> _Passage_
···

UBIFS Corrupt during power failure

Artem Bityutskiy dedekind at infradead.org
Fri Apr 17 04:56:33 EDT 2009


Jamie, thanks for feedback!

On Thu, 2009-04-16 at 22:34 +0100, Jamie Lokier wrote:
> > 1. eraseblock
> > 2. Min. I/O unit size, which is mtd->writesize in MTD, and
> > ubi->min_io_size in UBI. This corresponds to NAND page, and 1 byte in
> > NOR.
> 
> I guess 1 byte in NOR because you can overwrite a word to set the other byte?
> Logically min_io_size should be 1 bit :-)
> 
> > 3. There are also sub-pages in case of NAND, but I consider them as a
> > kind of hack. UBI does not expose information about them, and UBIFS does
> > not use them.
> 
> UBI FAQ (http://www.linux-mtd.infradead.org/faq/ubi.html#L_find_min_io_size)
> 
>     UBI: physical eraseblock size:   131072 bytes (128 KiB)
>     UBI: logical eraseblock size:    129024 bytes
>     UBI: smallest flash I/O unit:    2048
>     UBI: sub-page size:              512
> 
>     Note, if sup-page size was not printed, the flash is not NAND
>     flash or NAND flash which does not have sub-pages.
> 
> UBI does not expose information about sub-pages?

It prints about them, just for info. But the UBI "front-ent" API
does not contain sub-page info.

> Googling for "NAND sub-page" didn't help explain them much.  Can you
> recommend a URL, just so I can understand NAND sub-pages?

There is info at the MTD web site. But for your convenience, I've
also added this:

http://www.linux-mtd.infradead.org/faq/ubi.html#L_subpage

> > Now obviously, we need to extend this model. I would suggest to
> > introduce a notion of "max. I/O size". It would be:
> > 
> > 1. 64-bytes in case of Eric's NOR. This would be taken from CFI info.
> > 2. If we ever have a striping layer, which can interleave between 2 or
> >    more chips, then max. I/O size will be N * ubi->min_io_size.
> > 
> > Thoughts?
> 
> 0. It's more accurate to call it "max parallel write size".
>    That NOR chip has a read page size too, which is different :-)
> 
> 1. Alignment, or can we assume alignment is the same as its size?

Yes, I think so.

···

(Region annotation records)

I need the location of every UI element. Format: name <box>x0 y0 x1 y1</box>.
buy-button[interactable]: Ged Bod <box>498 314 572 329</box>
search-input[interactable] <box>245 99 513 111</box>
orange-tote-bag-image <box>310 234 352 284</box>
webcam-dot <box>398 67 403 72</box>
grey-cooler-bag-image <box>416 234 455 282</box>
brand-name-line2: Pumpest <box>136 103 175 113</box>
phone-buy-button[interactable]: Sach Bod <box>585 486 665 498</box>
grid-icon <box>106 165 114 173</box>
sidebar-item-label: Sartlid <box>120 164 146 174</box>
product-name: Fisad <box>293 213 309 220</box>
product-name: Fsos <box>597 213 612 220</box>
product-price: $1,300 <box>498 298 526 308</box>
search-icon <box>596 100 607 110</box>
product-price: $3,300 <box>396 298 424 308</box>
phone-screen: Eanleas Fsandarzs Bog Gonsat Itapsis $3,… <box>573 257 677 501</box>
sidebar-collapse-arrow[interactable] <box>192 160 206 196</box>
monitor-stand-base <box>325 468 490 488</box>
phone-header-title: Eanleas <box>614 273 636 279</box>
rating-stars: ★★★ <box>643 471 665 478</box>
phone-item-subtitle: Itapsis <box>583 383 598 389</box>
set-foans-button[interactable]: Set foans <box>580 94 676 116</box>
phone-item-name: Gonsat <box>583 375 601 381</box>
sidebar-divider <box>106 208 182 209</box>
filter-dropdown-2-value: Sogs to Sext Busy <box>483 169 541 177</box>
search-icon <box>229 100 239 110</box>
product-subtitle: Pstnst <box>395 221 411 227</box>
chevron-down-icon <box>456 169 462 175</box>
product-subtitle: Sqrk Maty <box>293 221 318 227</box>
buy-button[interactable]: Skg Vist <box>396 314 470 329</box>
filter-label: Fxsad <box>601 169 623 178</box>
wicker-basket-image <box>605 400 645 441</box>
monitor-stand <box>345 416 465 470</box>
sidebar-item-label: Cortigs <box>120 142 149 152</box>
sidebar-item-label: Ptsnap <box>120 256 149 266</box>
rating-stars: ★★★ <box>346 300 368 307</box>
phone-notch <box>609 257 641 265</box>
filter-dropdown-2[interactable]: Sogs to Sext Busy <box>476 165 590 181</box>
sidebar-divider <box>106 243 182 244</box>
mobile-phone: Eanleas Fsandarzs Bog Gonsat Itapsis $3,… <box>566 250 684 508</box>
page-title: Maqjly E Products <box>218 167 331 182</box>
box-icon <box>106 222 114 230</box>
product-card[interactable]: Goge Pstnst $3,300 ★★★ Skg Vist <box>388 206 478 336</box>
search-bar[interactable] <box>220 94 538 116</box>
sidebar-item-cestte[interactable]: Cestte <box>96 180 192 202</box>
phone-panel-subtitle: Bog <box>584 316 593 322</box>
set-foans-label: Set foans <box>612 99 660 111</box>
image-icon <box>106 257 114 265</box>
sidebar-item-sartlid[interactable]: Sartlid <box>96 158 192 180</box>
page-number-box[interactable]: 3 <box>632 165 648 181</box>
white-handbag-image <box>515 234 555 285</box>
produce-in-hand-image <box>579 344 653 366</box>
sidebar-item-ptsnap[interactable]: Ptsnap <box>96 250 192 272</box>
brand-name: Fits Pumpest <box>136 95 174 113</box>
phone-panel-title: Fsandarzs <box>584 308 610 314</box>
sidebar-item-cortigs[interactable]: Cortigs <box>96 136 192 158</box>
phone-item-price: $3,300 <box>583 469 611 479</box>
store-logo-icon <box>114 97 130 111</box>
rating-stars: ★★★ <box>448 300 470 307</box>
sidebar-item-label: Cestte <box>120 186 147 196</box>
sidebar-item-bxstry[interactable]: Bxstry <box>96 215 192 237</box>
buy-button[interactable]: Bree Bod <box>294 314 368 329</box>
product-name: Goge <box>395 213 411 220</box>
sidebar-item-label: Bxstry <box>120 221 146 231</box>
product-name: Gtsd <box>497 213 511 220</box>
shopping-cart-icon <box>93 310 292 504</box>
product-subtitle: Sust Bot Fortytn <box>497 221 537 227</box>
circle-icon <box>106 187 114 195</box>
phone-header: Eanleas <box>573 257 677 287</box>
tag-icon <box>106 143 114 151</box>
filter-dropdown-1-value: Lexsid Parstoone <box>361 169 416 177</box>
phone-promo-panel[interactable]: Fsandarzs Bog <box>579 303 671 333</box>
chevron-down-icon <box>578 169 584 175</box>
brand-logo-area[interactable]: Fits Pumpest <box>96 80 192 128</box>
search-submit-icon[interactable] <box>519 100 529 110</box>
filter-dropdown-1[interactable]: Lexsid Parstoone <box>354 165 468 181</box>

···

> _Written instruction 1_
Recast the message's paragraph beginning "There are also sub-pages in case of NAND" as a brief bulleted list that keeps its main facts.
> _Written instruction 2_
Put the lines of the listing from its first line through the line containing "product-price: $1,300 <box>498", inclusive, into a Markdown table with the columns Position and Text, leaving out blank lines.
The message and the listing have no connection to each other.

> _Final answer 1_
- NAND has sub-pages, which the writer regards as a kind of hack.
- UBI does not expose information about sub-pages.
- UBIFS does not use sub-pages.

> _Final answer 2_
| Position | Text |
|---|---|
| 1 | I need the location of every UI element. Format: name <box>x0 y0 x1 y1</box>. |
| 2 | buy-button[interactable]: Ged Bod <box>498 314 572 329</box> |
| 3 | search-input[interactable] <box>245 99 513 111</box> |
| 4 | orange-tote-bag-image <box>310 234 352 284</box> |
| 5 | webcam-dot <box>398 67 403 72</box> |
| 6 | grey-cooler-bag-image <box>416 234 455 282</box> |
| 7 | brand-name-line2: Pumpest <box>136 103 175 113</box> |
| 8 | phone-buy-button[interactable]: Sach Bod <box>585 486 665 498</box> |
| 9 | grid-icon <box>106 165 114 173</box> |
| 10 | sidebar-item-label: Sartlid <box>120 164 146 174</box> |
| 11 | product-name: Fisad <box>293 213 309 220</box> |
| 12 | product-name: Fsos <box>597 213 612 220</box> |
| 13 | product-price: $1,300 <box>498 298 526 308</box> |